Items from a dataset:
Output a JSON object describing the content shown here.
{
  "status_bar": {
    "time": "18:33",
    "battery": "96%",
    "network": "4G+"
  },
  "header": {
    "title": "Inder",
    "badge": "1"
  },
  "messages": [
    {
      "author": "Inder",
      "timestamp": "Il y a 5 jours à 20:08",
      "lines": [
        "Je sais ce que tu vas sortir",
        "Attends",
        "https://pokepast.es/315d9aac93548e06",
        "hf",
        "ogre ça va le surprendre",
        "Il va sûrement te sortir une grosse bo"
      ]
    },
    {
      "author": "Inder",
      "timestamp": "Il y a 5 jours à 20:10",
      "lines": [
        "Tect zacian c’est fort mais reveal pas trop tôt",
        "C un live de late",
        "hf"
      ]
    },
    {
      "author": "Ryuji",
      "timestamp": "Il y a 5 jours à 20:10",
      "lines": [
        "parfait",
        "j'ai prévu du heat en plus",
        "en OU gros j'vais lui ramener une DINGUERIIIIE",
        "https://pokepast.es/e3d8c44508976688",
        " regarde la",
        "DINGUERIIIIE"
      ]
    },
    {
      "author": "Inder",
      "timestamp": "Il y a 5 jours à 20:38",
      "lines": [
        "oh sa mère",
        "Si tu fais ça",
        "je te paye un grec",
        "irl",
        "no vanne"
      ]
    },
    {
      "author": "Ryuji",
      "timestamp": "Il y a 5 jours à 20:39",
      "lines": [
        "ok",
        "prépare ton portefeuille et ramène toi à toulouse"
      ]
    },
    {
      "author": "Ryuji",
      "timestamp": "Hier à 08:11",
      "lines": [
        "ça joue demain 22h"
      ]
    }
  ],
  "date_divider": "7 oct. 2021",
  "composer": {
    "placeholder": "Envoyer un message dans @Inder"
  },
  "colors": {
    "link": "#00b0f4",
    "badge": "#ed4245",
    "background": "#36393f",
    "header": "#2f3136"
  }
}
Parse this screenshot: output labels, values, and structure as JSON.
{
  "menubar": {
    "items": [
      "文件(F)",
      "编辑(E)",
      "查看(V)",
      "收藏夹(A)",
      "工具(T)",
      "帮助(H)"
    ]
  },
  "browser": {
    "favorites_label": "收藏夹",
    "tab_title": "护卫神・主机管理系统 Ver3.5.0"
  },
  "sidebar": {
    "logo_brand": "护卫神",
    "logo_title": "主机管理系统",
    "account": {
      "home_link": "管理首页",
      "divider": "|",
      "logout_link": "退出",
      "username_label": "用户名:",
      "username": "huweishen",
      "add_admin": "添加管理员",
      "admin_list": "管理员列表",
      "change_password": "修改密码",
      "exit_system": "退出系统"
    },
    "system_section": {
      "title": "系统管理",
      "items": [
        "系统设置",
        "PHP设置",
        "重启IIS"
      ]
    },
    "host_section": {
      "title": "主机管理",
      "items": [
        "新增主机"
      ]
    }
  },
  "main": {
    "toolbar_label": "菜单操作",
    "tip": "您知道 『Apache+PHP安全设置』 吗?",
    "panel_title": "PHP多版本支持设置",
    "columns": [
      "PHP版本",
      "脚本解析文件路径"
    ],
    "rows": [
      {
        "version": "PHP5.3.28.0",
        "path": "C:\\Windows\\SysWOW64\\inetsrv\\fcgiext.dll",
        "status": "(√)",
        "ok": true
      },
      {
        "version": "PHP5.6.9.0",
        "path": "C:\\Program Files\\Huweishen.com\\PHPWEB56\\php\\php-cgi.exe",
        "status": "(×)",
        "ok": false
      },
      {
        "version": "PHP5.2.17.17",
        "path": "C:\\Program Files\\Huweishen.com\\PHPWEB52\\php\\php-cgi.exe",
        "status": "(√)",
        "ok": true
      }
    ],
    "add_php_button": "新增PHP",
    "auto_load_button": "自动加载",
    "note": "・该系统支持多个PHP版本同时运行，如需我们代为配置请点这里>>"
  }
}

## Task statement
Copy out each line above, character for character.

## Expected answer
Output a JSON object describing the content shown here.
{
  "status_bar": {
    "time": "18:33",
    "battery": "96%",
    "network": "4G+"
  },
  "header": {
    "title": "Inder",
    "badge": "1"
  },
  "messages": [
    {
      "author": "Inder",
      "timestamp": "Il y a 5 jours à 20:08",
      "lines": [
        "Je sais ce que tu vas sortir",
        "Attends",
        "https://pokepast.es/315d9aac93548e06",
        "hf",
        "ogre ça va le surprendre",
        "Il va sûrement te sortir une grosse bo"
      ]
    },
    {
      "author": "Inder",
      "timestamp": "Il y a 5 jours à 20:10",
      "lines": [
        "Tect zacian c’est fort mais reveal pas trop tôt",
        "C un live de late",
        "hf"
      ]
    },
    {
      "author": "Ryuji",
      "timestamp": "Il y a 5 jours à 20:10",
      "lines": [
        "parfait",
        "j'ai prévu du heat en plus",
        "en OU gros j'vais lui ramener une DINGUERIIIIE",
        "https://pokepast.es/e3d8c44508976688",
        " regarde la",
        "DINGUERIIIIE"
      ]
    },
    {
      "author": "Inder",
      "timestamp": "Il y a 5 jours à 20:38",
      "lines": [
        "oh sa mère",
        "Si tu fais ça",
        "je te paye un grec",
        "irl",
        "no vanne"
      ]
    },
    {
      "author": "Ryuji",
      "timestamp": "Il y a 5 jours à 20:39",
      "lines": [
        "ok",
        "prépare ton portefeuille et ramène toi à toulouse"
      ]
    },
    {
      "author": "Ryuji",
      "timestamp": "Hier à 08:11",
      "lines": [
        "ça joue demain 22h"
      ]
    }
  ],
  "date_divider": "7 oct. 2021",
  "composer": {
    "placeholder": "Envoyer un message dans @Inder"
  },
  "colors": {
    "link": "#00b0f4",
    "badge": "#ed4245",
    "background": "#36393f",
    "header": "#2f3136"
  }
}
Parse this screenshot: output labels, values, and structure as JSON.
{
  "menubar": {
    "items": [
      "文件(F)",
      "编辑(E)",
      "查看(V)",
      "收藏夹(A)",
      "工具(T)",
      "帮助(H)"
    ]
  },
  "browser": {
    "favorites_label": "收藏夹",
    "tab_title": "护卫神・主机管理系统 Ver3.5.0"
  },
  "sidebar": {
    "logo_brand": "护卫神",
    "logo_title": "主机管理系统",
    "account": {
      "home_link": "管理首页",
      "divider": "|",
      "logout_link": "退出",
      "username_label": "用户名:",
      "username": "huweishen",
      "add_admin": "添加管理员",
      "admin_list": "管理员列表",
      "change_password": "修改密码",
      "exit_system": "退出系统"
    },
    "system_section": {
      "title": "系统管理",
      "items": [
        "系统设置",
        "PHP设置",
        "重启IIS"
      ]
    },
    "host_section": {
      "title": "主机管理",
      "items": [
        "新增主机"
      ]
    }
  },
  "main": {
    "toolbar_label": "菜单操作",
    "tip": "您知道 『Apache+PHP安全设置』 吗?",
    "panel_title": "PHP多版本支持设置",
    "columns": [
      "PHP版本",
      "脚本解析文件路径"
    ],
    "rows": [
      {
        "version": "PHP5.3.28.0",
        "path": "C:\\Windows\\SysWOW64\\inetsrv\\fcgiext.dll",
        "status": "(√)",
        "ok": true
      },
      {
        "version": "PHP5.6.9.0",
        "path": "C:\\Program Files\\Huweishen.com\\PHPWEB56\\php\\php-cgi.exe",
        "status": "(×)",
        "ok": false
      },
      {
        "version": "PHP5.2.17.17",
        "path": "C:\\Program Files\\Huweishen.com\\PHPWEB52\\php\\php-cgi.exe",
        "status": "(√)",
        "ok": true
      }
    ],
    "add_php_button": "新增PHP",
    "auto_load_button": "自动加载",
    "note": "・该系统支持多个PHP版本同时运行，如需我们代为配置请点这里>>"
  }
}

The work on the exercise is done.